> **Written request**: Gather every row below that contains the string "left". Case counts.

> **Provided records**:
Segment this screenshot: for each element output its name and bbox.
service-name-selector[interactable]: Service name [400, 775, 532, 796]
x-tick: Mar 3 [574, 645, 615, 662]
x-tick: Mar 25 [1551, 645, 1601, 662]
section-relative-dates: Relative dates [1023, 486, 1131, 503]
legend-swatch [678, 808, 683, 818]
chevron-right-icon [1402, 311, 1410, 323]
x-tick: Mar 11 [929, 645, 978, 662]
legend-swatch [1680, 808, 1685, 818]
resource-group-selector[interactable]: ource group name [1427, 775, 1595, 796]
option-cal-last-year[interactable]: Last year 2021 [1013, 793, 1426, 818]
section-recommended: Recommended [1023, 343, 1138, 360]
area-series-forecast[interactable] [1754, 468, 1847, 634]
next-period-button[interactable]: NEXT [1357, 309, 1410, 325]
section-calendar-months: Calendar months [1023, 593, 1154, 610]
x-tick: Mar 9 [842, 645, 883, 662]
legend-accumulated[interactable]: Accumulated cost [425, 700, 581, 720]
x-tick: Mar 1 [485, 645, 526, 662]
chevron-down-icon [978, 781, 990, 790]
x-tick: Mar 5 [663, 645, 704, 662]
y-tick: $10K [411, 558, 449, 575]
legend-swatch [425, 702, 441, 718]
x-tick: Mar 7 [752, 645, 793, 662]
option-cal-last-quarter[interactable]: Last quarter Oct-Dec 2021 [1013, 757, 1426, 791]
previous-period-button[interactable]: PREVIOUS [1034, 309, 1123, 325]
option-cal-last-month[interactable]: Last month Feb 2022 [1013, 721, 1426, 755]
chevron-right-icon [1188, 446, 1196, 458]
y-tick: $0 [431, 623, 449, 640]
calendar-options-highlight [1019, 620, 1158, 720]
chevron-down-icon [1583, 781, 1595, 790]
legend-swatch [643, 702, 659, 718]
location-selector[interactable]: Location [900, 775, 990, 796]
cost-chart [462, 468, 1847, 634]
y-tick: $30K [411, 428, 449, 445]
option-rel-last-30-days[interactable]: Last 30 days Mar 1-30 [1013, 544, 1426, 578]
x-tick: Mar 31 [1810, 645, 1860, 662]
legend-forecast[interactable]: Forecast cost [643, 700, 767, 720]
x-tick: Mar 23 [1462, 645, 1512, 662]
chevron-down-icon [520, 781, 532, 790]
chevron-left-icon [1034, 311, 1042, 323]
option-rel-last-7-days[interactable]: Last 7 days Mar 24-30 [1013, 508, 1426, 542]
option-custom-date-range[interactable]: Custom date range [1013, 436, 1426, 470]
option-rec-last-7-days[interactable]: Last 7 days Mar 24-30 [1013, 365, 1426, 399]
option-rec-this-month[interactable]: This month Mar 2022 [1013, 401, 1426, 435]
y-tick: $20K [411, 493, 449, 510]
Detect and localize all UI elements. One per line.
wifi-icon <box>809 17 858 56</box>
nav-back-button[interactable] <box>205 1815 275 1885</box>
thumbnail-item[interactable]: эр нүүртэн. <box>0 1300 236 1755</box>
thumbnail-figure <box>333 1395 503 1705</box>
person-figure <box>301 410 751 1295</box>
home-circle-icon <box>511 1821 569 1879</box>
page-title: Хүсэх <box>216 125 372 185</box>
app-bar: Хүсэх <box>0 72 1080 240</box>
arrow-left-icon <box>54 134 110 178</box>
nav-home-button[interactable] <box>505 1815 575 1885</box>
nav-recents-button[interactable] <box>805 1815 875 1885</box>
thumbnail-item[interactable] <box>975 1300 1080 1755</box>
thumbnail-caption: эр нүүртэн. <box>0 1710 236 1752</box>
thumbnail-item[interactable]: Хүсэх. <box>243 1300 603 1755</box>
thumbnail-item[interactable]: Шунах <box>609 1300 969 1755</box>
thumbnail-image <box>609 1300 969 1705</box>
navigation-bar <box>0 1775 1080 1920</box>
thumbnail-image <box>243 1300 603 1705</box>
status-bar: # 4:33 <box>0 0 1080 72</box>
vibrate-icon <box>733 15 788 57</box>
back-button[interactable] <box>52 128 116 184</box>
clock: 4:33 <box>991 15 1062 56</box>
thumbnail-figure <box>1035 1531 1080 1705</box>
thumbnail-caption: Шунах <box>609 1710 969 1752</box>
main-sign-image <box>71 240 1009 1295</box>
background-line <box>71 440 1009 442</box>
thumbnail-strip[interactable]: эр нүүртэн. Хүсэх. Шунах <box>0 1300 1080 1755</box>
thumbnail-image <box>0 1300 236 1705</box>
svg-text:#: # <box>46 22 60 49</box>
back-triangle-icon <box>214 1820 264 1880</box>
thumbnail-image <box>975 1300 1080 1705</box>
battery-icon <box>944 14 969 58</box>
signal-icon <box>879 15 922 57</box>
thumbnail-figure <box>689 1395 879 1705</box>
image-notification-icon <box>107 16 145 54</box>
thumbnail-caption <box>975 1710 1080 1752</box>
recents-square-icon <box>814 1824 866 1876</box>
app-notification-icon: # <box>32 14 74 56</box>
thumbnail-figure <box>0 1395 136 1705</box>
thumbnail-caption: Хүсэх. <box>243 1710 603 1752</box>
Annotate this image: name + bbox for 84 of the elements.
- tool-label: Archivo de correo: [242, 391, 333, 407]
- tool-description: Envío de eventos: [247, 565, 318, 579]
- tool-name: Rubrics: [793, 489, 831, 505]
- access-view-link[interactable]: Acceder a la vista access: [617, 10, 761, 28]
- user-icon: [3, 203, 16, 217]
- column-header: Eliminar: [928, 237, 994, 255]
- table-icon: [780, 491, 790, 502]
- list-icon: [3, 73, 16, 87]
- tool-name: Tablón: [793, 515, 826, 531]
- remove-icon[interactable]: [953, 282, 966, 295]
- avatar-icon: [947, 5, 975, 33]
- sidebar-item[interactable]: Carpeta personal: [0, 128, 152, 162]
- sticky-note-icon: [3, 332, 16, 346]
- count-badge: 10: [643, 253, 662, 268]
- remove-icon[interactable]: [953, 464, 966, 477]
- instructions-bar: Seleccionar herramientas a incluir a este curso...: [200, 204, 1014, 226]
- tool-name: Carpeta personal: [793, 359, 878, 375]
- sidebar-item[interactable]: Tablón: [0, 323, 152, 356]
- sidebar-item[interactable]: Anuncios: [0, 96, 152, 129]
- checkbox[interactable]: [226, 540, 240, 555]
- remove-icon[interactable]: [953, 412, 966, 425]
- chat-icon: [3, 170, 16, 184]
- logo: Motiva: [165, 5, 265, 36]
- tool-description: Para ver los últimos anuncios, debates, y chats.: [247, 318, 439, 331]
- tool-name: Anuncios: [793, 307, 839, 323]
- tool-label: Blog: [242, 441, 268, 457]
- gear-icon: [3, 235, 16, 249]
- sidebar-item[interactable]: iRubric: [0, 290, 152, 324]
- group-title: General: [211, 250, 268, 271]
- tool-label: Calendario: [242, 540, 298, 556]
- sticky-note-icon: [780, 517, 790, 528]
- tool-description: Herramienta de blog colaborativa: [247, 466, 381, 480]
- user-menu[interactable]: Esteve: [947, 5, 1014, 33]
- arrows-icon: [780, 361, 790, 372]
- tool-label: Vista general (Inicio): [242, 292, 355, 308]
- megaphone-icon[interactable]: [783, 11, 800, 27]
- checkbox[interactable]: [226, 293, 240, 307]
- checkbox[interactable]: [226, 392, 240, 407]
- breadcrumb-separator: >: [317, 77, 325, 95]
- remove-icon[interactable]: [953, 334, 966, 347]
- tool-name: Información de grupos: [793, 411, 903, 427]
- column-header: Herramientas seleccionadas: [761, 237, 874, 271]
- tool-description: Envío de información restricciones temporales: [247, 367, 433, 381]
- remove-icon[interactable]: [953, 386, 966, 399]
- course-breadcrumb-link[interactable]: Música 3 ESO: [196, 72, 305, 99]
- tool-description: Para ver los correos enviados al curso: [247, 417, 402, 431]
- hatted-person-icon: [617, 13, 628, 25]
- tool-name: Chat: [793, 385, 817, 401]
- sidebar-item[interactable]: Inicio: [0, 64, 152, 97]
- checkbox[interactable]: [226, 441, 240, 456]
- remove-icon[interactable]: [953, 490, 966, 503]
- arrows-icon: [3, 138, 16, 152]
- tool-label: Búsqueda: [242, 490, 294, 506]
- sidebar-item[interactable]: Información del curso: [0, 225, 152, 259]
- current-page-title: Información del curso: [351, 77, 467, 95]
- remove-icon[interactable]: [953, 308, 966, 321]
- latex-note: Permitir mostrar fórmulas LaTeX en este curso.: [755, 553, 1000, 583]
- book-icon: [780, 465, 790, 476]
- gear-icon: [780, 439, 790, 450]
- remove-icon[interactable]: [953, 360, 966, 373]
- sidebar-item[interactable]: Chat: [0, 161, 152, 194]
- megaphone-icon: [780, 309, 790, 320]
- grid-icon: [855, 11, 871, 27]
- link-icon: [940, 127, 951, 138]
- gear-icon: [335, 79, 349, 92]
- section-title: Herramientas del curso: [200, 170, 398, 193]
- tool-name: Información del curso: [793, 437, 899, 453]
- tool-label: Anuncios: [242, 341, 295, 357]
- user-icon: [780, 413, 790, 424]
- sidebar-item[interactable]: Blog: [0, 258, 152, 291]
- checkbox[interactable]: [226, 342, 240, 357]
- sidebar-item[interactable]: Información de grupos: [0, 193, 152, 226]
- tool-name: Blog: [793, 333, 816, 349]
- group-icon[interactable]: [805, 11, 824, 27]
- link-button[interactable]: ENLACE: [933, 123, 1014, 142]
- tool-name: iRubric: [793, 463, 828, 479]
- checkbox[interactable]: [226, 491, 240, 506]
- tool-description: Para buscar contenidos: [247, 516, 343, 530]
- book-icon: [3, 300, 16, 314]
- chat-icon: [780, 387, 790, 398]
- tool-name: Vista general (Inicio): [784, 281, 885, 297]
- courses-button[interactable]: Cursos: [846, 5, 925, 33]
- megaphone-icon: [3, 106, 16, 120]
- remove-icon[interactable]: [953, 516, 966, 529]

> **Response to this exercise**:
chevron-left-icon [1034, 311, 1042, 323]
arrow-left-icon <box>54 134 110 178</box>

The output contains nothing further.